Exactly as written, retype the listing below, omitting the pictures.
[begin INFORMATION GIVEN]
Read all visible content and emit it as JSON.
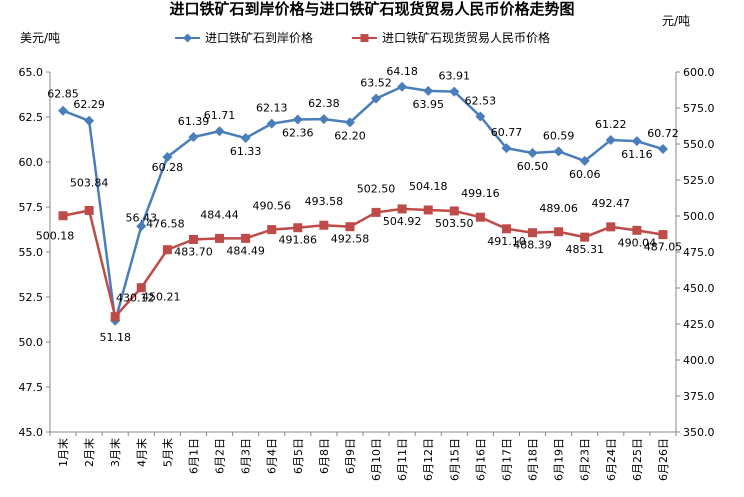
{
  "chart_data": {
    "type": "line",
    "title": "进口铁矿石到岸价格与进口铁矿石现货贸易人民币价格走势图",
    "ylabel": "美元/吨",
    "y2label": "元/吨",
    "categories": [
      "1月末",
      "2月末",
      "3月末",
      "4月末",
      "5月末",
      "6月1日",
      "6月2日",
      "6月3日",
      "6月4日",
      "6月5日",
      "6月8日",
      "6月9日",
      "6月10日",
      "6月11日",
      "6月12日",
      "6月15日",
      "6月16日",
      "6月17日",
      "6月18日",
      "6月19日",
      "6月23日",
      "6月24日",
      "6月25日",
      "6月26日"
    ],
    "ylim": [
      45.0,
      65.0
    ],
    "yticks": [
      "45.0",
      "47.5",
      "50.0",
      "52.5",
      "55.0",
      "57.5",
      "60.0",
      "62.5",
      "65.0"
    ],
    "y2lim": [
      350.0,
      600.0
    ],
    "y2ticks": [
      "350.0",
      "375.0",
      "400.0",
      "425.0",
      "450.0",
      "475.0",
      "500.0",
      "525.0",
      "550.0",
      "575.0",
      "600.0"
    ],
    "legend_position": "top",
    "grid": false,
    "series": [
      {
        "name": "进口铁矿石到岸价格",
        "axis": "left",
        "color": "#4a7ebb",
        "marker": "diamond",
        "values": [
          62.85,
          62.29,
          51.18,
          56.43,
          60.28,
          61.39,
          61.71,
          61.33,
          62.13,
          62.36,
          62.38,
          62.2,
          63.52,
          64.18,
          63.95,
          63.91,
          62.53,
          60.77,
          60.5,
          60.59,
          60.06,
          61.22,
          61.16,
          60.72
        ],
        "labels": [
          "62.85",
          "62.29",
          "51.18",
          "56.43",
          "60.28",
          "61.39",
          "61.71",
          "61.33",
          "62.13",
          "62.36",
          "62.38",
          "62.20",
          "63.52",
          "64.18",
          "63.95",
          "63.91",
          "62.53",
          "60.77",
          "60.50",
          "60.59",
          "60.06",
          "61.22",
          "61.16",
          "60.72"
        ]
      },
      {
        "name": "进口铁矿石现货贸易人民币价格",
        "axis": "right",
        "color": "#be4b48",
        "marker": "square",
        "values": [
          500.18,
          503.84,
          430.12,
          450.21,
          476.58,
          483.7,
          484.44,
          484.49,
          490.56,
          491.86,
          493.58,
          492.58,
          502.5,
          504.92,
          504.18,
          503.5,
          499.16,
          491.1,
          488.39,
          489.06,
          485.31,
          492.47,
          490.04,
          487.05
        ],
        "labels": [
          "500.18",
          "503.84",
          "430.12",
          "450.21",
          "476.58",
          "483.70",
          "484.44",
          "484.49",
          "490.56",
          "491.86",
          "493.58",
          "492.58",
          "502.50",
          "504.92",
          "504.18",
          "503.50",
          "499.16",
          "491.10",
          "488.39",
          "489.06",
          "485.31",
          "492.47",
          "490.04",
          "487.05"
        ]
      }
    ]
  }
}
[end INFORMATION GIVEN]
EXERCISE OUTPUT -
Read all visible content and emit it as JSON.
{
  "chart_data": {
    "type": "line",
    "title": "进口铁矿石到岸价格与进口铁矿石现货贸易人民币价格走势图",
    "ylabel": "美元/吨",
    "y2label": "元/吨",
    "categories": [
      "1月末",
      "2月末",
      "3月末",
      "4月末",
      "5月末",
      "6月1日",
      "6月2日",
      "6月3日",
      "6月4日",
      "6月5日",
      "6月8日",
      "6月9日",
      "6月10日",
      "6月11日",
      "6月12日",
      "6月15日",
      "6月16日",
      "6月17日",
      "6月18日",
      "6月19日",
      "6月23日",
      "6月24日",
      "6月25日",
      "6月26日"
    ],
    "ylim": [
      45.0,
      65.0
    ],
    "yticks": [
      "45.0",
      "47.5",
      "50.0",
      "52.5",
      "55.0",
      "57.5",
      "60.0",
      "62.5",
      "65.0"
    ],
    "y2lim": [
      350.0,
      600.0
    ],
    "y2ticks": [
      "350.0",
      "375.0",
      "400.0",
      "425.0",
      "450.0",
      "475.0",
      "500.0",
      "525.0",
      "550.0",
      "575.0",
      "600.0"
    ],
    "legend_position": "top",
    "grid": false,
    "series": [
      {
        "name": "进口铁矿石到岸价格",
        "axis": "left",
        "color": "#4a7ebb",
        "marker": "diamond",
        "values": [
          62.85,
          62.29,
          51.18,
          56.43,
          60.28,
          61.39,
          61.71,
          61.33,
          62.13,
          62.36,
          62.38,
          62.2,
          63.52,
          64.18,
          63.95,
          63.91,
          62.53,
          60.77,
          60.5,
          60.59,
          60.06,
          61.22,
          61.16,
          60.72
        ],
        "labels": [
          "62.85",
          "62.29",
          "51.18",
          "56.43",
          "60.28",
          "61.39",
          "61.71",
          "61.33",
          "62.13",
          "62.36",
          "62.38",
          "62.20",
          "63.52",
          "64.18",
          "63.95",
          "63.91",
          "62.53",
          "60.77",
          "60.50",
          "60.59",
          "60.06",
          "61.22",
          "61.16",
          "60.72"
        ]
      },
      {
        "name": "进口铁矿石现货贸易人民币价格",
        "axis": "right",
        "color": "#be4b48",
        "marker": "square",
        "values": [
          500.18,
          503.84,
          430.12,
          450.21,
          476.58,
          483.7,
          484.44,
          484.49,
          490.56,
          491.86,
          493.58,
          492.58,
          502.5,
          504.92,
          504.18,
          503.5,
          499.16,
          491.1,
          488.39,
          489.06,
          485.31,
          492.47,
          490.04,
          487.05
        ],
        "labels": [
          "500.18",
          "503.84",
          "430.12",
          "450.21",
          "476.58",
          "483.70",
          "484.44",
          "484.49",
          "490.56",
          "491.86",
          "493.58",
          "492.58",
          "502.50",
          "504.92",
          "504.18",
          "503.50",
          "499.16",
          "491.10",
          "488.39",
          "489.06",
          "485.31",
          "492.47",
          "490.04",
          "487.05"
        ]
      }
    ]
  }
}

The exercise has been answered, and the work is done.